» Stated exercise:
Write out each entry, exactly the way it appears.
>> Begin Information shown
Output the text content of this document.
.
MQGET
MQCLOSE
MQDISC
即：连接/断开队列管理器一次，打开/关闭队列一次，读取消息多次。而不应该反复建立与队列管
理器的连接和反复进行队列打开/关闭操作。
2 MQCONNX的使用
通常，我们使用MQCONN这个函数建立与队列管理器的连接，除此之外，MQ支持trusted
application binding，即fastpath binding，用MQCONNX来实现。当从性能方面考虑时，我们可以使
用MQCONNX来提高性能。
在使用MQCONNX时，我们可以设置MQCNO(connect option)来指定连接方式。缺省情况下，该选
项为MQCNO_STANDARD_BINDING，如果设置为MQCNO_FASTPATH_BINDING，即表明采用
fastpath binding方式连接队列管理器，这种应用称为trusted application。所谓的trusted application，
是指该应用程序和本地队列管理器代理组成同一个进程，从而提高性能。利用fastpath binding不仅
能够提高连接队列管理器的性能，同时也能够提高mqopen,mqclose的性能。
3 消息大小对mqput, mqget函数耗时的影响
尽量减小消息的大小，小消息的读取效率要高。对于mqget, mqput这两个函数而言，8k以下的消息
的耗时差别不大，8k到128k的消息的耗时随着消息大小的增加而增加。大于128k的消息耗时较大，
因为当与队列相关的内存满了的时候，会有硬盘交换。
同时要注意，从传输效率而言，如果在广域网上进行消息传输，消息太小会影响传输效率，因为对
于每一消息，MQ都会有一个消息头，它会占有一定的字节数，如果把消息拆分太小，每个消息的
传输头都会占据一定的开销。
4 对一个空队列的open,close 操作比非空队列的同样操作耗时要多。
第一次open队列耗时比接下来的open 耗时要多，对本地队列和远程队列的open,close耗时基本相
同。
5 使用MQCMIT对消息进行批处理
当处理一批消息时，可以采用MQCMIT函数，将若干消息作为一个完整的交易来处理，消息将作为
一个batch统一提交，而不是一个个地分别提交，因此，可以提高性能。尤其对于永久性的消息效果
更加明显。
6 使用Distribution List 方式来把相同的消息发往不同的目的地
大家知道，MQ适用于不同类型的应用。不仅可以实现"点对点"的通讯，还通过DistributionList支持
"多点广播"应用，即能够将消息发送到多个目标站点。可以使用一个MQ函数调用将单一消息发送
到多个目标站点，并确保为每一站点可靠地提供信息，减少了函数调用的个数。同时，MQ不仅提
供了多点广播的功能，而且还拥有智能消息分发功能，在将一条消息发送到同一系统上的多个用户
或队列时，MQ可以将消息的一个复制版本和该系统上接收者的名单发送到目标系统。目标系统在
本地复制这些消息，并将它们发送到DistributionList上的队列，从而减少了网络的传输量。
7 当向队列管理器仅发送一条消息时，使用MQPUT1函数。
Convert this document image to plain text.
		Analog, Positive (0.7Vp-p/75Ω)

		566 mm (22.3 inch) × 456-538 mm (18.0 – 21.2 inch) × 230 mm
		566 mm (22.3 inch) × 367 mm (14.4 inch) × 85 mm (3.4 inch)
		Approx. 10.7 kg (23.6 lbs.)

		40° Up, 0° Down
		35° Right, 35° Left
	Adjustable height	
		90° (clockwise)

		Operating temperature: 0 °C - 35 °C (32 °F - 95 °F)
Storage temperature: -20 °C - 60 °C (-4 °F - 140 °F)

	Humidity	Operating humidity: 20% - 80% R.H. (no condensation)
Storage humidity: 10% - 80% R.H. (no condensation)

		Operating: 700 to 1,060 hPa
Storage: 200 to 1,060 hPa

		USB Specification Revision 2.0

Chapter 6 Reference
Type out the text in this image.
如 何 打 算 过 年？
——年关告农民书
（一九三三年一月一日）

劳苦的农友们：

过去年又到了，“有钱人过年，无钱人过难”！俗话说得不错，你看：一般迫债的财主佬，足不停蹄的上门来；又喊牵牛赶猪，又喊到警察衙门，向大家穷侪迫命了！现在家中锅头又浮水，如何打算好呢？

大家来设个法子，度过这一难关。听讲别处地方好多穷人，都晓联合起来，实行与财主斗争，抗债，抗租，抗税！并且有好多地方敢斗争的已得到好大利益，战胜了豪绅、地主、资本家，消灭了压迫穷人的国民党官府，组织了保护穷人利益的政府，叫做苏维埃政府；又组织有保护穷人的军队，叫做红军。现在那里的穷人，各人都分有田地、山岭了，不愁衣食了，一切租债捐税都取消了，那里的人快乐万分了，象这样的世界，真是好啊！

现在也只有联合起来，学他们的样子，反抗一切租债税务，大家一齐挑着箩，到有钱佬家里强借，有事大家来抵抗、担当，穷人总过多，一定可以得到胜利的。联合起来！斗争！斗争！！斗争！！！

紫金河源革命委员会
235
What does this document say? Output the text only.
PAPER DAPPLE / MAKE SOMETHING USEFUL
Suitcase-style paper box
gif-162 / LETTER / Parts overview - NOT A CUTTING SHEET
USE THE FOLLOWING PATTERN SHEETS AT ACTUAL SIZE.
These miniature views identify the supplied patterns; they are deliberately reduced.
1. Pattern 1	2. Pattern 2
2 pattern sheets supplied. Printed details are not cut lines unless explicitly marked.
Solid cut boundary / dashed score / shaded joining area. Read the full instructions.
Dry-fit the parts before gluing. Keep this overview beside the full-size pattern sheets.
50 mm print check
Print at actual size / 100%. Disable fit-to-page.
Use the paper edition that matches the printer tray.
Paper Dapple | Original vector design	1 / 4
>> End Information shown
» Complete answer:
Output the text content of this document.
.
MQGET
MQCLOSE
MQDISC
即：连接/断开队列管理器一次，打开/关闭队列一次，读取消息多次。而不应该反复建立与队列管
理器的连接和反复进行队列打开/关闭操作。
2 MQCONNX的使用
通常，我们使用MQCONN这个函数建立与队列管理器的连接，除此之外，MQ支持trusted
application binding，即fastpath binding，用MQCONNX来实现。当从性能方面考虑时，我们可以使
用MQCONNX来提高性能。
在使用MQCONNX时，我们可以设置MQCNO(connect option)来指定连接方式。缺省情况下，该选
项为MQCNO_STANDARD_BINDING，如果设置为MQCNO_FASTPATH_BINDING，即表明采用
fastpath binding方式连接队列管理器，这种应用称为trusted application。所谓的trusted application，
是指该应用程序和本地队列管理器代理组成同一个进程，从而提高性能。利用fastpath binding不仅
能够提高连接队列管理器的性能，同时也能够提高mqopen,mqclose的性能。
3 消息大小对mqput, mqget函数耗时的影响
尽量减小消息的大小，小消息的读取效率要高。对于mqget, mqput这两个函数而言，8k以下的消息
的耗时差别不大，8k到128k的消息的耗时随着消息大小的增加而增加。大于128k的消息耗时较大，
因为当与队列相关的内存满了的时候，会有硬盘交换。
同时要注意，从传输效率而言，如果在广域网上进行消息传输，消息太小会影响传输效率，因为对
于每一消息，MQ都会有一个消息头，它会占有一定的字节数，如果把消息拆分太小，每个消息的
传输头都会占据一定的开销。
4 对一个空队列的open,close 操作比非空队列的同样操作耗时要多。
第一次open队列耗时比接下来的open 耗时要多，对本地队列和远程队列的open,close耗时基本相
同。
5 使用MQCMIT对消息进行批处理
当处理一批消息时，可以采用MQCMIT函数，将若干消息作为一个完整的交易来处理，消息将作为
一个batch统一提交，而不是一个个地分别提交，因此，可以提高性能。尤其对于永久性的消息效果
更加明显。
6 使用Distribution List 方式来把相同的消息发往不同的目的地
大家知道，MQ适用于不同类型的应用。不仅可以实现"点对点"的通讯，还通过DistributionList支持
"多点广播"应用，即能够将消息发送到多个目标站点。可以使用一个MQ函数调用将单一消息发送
到多个目标站点，并确保为每一站点可靠地提供信息，减少了函数调用的个数。同时，MQ不仅提
供了多点广播的功能，而且还拥有智能消息分发功能，在将一条消息发送到同一系统上的多个用户
或队列时，MQ可以将消息的一个复制版本和该系统上接收者的名单发送到目标系统。目标系统在
本地复制这些消息，并将它们发送到DistributionList上的队列，从而减少了网络的传输量。
7 当向队列管理器仅发送一条消息时，使用MQPUT1函数。
Convert this document image to plain text.
		Analog, Positive (0.7Vp-p/75Ω)

		566 mm (22.3 inch) × 456-538 mm (18.0 – 21.2 inch) × 230 mm
		566 mm (22.3 inch) × 367 mm (14.4 inch) × 85 mm (3.4 inch)
		Approx. 10.7 kg (23.6 lbs.)

		40° Up, 0° Down
		35° Right, 35° Left
	Adjustable height	
		90° (clockwise)

		Operating temperature: 0 °C - 35 °C (32 °F - 95 °F)
Storage temperature: -20 °C - 60 °C (-4 °F - 140 °F)

	Humidity	Operating humidity: 20% - 80% R.H. (no condensation)
Storage humidity: 10% - 80% R.H. (no condensation)

		Operating: 700 to 1,060 hPa
Storage: 200 to 1,060 hPa

		USB Specification Revision 2.0

Chapter 6 Reference
Type out the text in this image.
如 何 打 算 过 年？
——年关告农民书
（一九三三年一月一日）

劳苦的农友们：

过去年又到了，“有钱人过年，无钱人过难”！俗话说得不错，你看：一般迫债的财主佬，足不停蹄的上门来；又喊牵牛赶猪，又喊到警察衙门，向大家穷侪迫命了！现在家中锅头又浮水，如何打算好呢？

大家来设个法子，度过这一难关。听讲别处地方好多穷人，都晓联合起来，实行与财主斗争，抗债，抗租，抗税！并且有好多地方敢斗争的已得到好大利益，战胜了豪绅、地主、资本家，消灭了压迫穷人的国民党官府，组织了保护穷人利益的政府，叫做苏维埃政府；又组织有保护穷人的军队，叫做红军。现在那里的穷人，各人都分有田地、山岭了，不愁衣食了，一切租债捐税都取消了，那里的人快乐万分了，象这样的世界，真是好啊！

现在也只有联合起来，学他们的样子，反抗一切租债税务，大家一齐挑着箩，到有钱佬家里强借，有事大家来抵抗、担当，穷人总过多，一定可以得到胜利的。联合起来！斗争！斗争！！斗争！！！

紫金河源革命委员会
235
What does this document say? Output the text only.
PAPER DAPPLE / MAKE SOMETHING USEFUL
Suitcase-style paper box
gif-162 / LETTER / Parts overview - NOT A CUTTING SHEET
USE THE FOLLOWING PATTERN SHEETS AT ACTUAL SIZE.
These miniature views identify the supplied patterns; they are deliberately reduced.
1. Pattern 1	2. Pattern 2
2 pattern sheets supplied. Printed details are not cut lines unless explicitly marked.
Solid cut boundary / dashed score / shaded joining area. Read the full instructions.
Dry-fit the parts before gluing. Keep this overview beside the full-size pattern sheets.
50 mm print check
Print at actual size / 100%. Disable fit-to-page.
Use the paper edition that matches the printer tray.
Paper Dapple | Original vector design	1 / 4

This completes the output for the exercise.